Scan the listing below. Report each line that includes "xlabel".

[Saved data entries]
[Begin]

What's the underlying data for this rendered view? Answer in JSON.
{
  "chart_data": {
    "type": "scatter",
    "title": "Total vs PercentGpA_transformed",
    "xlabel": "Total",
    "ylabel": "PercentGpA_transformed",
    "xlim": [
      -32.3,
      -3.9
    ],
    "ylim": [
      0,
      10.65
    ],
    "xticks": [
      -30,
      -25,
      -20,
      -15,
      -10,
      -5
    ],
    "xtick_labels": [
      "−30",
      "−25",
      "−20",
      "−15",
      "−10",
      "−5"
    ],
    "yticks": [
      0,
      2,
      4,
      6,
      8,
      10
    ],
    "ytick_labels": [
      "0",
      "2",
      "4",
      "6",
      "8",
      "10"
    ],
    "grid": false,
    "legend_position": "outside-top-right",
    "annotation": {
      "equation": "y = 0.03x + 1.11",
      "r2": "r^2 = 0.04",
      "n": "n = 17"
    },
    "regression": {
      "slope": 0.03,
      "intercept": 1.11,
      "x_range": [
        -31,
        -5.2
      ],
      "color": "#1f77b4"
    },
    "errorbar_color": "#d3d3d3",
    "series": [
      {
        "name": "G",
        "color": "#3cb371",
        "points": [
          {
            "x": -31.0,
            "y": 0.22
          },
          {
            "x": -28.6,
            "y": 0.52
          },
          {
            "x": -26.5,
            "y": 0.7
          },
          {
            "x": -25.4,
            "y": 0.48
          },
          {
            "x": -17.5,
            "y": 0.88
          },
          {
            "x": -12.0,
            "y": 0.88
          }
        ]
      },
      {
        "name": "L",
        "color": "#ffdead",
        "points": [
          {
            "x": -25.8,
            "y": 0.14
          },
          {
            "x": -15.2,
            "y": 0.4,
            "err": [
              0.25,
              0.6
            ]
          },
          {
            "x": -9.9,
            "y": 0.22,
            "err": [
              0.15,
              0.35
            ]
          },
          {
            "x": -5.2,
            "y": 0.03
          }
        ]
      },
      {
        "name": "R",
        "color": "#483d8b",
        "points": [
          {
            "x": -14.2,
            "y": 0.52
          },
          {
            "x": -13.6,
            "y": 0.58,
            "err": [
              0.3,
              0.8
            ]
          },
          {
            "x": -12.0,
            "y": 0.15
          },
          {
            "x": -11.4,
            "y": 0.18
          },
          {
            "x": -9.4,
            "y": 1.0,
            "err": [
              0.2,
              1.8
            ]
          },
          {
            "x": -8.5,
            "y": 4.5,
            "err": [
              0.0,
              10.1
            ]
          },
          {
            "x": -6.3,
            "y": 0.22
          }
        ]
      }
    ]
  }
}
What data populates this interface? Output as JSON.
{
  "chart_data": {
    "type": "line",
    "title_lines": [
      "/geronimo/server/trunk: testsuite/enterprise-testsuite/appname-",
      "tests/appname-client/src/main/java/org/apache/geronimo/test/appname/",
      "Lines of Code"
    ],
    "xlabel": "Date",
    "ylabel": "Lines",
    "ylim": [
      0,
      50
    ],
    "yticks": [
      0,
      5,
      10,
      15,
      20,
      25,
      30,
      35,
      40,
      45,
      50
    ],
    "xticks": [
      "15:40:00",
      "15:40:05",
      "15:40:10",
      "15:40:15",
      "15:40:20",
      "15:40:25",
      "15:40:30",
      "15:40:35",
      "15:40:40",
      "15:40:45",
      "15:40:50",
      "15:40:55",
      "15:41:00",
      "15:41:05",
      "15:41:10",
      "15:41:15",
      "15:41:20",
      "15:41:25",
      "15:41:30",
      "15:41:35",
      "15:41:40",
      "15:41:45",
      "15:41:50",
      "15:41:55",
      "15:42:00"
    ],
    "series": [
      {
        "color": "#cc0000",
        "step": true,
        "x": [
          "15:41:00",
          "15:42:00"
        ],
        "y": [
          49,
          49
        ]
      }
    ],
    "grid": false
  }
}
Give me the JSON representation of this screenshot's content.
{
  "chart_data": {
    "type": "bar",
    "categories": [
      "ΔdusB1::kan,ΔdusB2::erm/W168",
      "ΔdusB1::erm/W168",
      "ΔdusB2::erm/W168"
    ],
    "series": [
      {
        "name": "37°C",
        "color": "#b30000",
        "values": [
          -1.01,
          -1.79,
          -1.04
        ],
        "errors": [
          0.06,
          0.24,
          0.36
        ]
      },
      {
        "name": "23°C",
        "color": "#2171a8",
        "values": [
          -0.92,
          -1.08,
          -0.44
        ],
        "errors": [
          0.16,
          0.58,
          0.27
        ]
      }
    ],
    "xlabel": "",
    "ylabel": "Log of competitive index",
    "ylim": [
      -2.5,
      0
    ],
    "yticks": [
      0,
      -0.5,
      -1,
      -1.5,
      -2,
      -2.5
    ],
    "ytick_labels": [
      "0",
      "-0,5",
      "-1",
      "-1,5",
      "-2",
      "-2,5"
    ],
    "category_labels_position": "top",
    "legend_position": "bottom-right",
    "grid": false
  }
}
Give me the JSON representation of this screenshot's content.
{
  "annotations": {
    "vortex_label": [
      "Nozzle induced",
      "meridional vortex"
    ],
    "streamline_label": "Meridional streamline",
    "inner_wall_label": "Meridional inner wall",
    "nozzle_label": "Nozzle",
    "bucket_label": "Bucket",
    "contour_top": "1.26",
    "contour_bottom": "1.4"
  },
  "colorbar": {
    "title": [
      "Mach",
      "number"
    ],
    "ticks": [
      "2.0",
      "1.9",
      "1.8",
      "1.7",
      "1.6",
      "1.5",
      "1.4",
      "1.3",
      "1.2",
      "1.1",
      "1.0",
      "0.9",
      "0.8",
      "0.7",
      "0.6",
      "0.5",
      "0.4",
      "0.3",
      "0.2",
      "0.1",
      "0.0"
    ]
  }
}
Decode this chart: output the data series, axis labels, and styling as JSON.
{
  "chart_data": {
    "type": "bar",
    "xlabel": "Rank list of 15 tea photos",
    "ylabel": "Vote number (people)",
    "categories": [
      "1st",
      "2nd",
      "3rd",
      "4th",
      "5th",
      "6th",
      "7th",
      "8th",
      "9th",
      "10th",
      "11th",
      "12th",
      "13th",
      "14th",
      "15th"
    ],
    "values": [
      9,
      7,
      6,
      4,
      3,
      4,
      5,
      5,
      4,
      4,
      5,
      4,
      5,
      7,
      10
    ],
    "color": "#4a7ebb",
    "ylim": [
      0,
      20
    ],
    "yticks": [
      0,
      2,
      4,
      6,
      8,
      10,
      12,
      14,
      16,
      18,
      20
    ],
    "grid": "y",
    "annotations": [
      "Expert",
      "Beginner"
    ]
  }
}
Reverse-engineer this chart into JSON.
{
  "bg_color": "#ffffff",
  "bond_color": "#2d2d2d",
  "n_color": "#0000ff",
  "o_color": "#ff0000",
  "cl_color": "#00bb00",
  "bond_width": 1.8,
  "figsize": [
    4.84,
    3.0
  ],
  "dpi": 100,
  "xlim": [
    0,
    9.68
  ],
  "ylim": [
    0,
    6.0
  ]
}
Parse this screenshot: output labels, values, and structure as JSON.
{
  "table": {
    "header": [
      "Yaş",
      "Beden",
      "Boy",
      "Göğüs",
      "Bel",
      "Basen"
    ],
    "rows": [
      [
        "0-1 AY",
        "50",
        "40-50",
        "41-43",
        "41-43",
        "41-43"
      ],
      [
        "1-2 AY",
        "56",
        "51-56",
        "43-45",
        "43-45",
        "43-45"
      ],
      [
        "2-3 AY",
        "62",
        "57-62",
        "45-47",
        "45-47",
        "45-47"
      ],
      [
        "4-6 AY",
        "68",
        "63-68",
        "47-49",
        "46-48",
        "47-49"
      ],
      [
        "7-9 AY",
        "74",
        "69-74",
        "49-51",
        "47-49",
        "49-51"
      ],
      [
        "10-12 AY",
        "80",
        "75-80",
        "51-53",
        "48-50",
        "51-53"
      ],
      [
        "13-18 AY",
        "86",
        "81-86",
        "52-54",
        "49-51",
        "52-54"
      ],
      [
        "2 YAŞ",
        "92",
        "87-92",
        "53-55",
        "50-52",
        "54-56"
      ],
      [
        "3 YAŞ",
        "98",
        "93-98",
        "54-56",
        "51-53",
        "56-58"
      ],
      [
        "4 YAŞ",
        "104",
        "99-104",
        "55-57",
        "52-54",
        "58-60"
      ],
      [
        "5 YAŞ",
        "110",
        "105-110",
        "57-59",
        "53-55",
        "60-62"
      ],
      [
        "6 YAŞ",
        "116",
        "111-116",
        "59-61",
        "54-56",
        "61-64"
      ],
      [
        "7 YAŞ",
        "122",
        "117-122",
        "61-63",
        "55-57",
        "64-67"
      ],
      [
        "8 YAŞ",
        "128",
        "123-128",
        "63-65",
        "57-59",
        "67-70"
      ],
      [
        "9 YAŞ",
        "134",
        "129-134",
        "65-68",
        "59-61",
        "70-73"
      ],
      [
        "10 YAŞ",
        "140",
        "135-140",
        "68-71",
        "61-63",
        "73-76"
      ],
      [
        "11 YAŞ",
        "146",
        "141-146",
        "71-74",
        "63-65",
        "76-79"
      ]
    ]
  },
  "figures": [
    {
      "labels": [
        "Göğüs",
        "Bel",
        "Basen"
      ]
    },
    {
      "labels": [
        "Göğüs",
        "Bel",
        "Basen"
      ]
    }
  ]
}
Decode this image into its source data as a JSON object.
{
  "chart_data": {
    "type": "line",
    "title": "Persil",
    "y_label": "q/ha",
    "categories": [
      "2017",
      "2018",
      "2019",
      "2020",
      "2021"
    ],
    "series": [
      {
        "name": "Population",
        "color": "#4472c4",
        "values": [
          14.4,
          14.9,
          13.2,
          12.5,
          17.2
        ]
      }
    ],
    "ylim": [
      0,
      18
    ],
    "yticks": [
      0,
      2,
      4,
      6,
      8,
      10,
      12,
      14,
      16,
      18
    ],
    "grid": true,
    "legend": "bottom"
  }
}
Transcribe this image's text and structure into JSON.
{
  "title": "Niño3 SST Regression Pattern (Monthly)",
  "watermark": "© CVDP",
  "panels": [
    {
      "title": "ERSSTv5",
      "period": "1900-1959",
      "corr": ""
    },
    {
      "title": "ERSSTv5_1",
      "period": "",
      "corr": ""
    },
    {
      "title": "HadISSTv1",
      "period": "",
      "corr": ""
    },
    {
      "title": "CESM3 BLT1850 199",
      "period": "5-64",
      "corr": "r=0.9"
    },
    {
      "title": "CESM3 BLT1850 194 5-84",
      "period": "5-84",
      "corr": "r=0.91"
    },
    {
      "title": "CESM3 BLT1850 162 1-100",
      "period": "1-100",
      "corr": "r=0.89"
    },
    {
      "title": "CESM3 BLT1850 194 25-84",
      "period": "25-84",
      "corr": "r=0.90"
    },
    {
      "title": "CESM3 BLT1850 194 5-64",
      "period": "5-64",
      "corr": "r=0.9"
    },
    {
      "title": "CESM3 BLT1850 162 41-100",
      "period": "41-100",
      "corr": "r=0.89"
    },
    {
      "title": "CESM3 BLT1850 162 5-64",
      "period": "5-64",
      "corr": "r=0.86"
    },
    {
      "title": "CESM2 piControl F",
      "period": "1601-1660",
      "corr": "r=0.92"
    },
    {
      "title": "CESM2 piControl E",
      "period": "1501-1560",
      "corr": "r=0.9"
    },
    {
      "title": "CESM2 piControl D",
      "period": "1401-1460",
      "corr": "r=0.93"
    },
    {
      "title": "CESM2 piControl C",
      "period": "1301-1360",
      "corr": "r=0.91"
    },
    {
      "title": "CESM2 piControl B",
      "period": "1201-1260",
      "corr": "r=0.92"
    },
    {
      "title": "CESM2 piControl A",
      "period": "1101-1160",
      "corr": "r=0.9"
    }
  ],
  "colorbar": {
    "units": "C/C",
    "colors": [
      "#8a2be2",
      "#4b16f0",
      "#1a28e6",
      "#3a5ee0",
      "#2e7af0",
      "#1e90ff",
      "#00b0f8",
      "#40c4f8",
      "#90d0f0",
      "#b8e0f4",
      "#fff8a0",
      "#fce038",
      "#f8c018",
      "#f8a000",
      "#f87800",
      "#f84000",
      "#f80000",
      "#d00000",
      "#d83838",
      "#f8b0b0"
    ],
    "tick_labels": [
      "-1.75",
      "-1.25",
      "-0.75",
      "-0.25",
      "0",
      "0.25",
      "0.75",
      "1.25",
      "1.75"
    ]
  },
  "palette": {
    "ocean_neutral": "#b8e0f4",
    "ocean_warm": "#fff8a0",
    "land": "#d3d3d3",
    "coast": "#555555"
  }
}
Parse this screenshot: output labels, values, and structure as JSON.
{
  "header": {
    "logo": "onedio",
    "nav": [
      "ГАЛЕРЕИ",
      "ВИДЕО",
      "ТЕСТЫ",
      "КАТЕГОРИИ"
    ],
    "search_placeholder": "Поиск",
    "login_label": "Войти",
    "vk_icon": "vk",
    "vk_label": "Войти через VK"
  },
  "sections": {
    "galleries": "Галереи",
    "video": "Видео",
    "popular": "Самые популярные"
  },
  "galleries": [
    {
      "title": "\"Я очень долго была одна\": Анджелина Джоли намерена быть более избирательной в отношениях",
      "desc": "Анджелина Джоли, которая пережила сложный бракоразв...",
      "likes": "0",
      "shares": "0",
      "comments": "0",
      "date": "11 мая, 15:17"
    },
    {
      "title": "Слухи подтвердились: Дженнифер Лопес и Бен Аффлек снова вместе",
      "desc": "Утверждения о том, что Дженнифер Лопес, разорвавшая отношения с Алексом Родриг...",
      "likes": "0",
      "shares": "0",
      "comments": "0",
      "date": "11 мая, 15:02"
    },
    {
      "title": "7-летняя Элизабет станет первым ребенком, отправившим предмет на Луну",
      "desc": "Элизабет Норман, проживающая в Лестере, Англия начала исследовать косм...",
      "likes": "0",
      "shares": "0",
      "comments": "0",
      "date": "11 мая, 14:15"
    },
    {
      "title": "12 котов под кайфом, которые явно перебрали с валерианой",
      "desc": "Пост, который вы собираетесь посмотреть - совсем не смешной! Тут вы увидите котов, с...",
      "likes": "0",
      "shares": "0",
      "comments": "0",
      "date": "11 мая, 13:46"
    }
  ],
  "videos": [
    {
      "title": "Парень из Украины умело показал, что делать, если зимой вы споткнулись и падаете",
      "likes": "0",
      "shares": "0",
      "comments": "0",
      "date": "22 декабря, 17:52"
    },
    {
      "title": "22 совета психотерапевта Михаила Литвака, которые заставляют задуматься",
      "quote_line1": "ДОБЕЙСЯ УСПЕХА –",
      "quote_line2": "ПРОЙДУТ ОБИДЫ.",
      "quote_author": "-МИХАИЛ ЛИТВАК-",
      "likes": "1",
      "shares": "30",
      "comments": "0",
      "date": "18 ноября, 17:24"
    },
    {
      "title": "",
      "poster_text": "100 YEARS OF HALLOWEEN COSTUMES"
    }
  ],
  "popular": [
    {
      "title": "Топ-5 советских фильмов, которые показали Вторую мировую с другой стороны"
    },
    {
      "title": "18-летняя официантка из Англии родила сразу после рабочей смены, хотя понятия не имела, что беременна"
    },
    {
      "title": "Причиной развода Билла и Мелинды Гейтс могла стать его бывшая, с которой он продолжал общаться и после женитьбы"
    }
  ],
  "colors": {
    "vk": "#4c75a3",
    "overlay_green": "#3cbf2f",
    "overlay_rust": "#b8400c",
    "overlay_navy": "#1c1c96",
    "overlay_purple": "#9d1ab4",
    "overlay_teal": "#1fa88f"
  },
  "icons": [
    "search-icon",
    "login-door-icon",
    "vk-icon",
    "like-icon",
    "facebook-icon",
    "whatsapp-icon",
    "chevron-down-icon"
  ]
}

[End]

- Finished answer -
    "xlabel": "Total",
    "xlabel": "Date",
    "xlabel": "",
    "xlabel": "Rank list of 15 tea photos",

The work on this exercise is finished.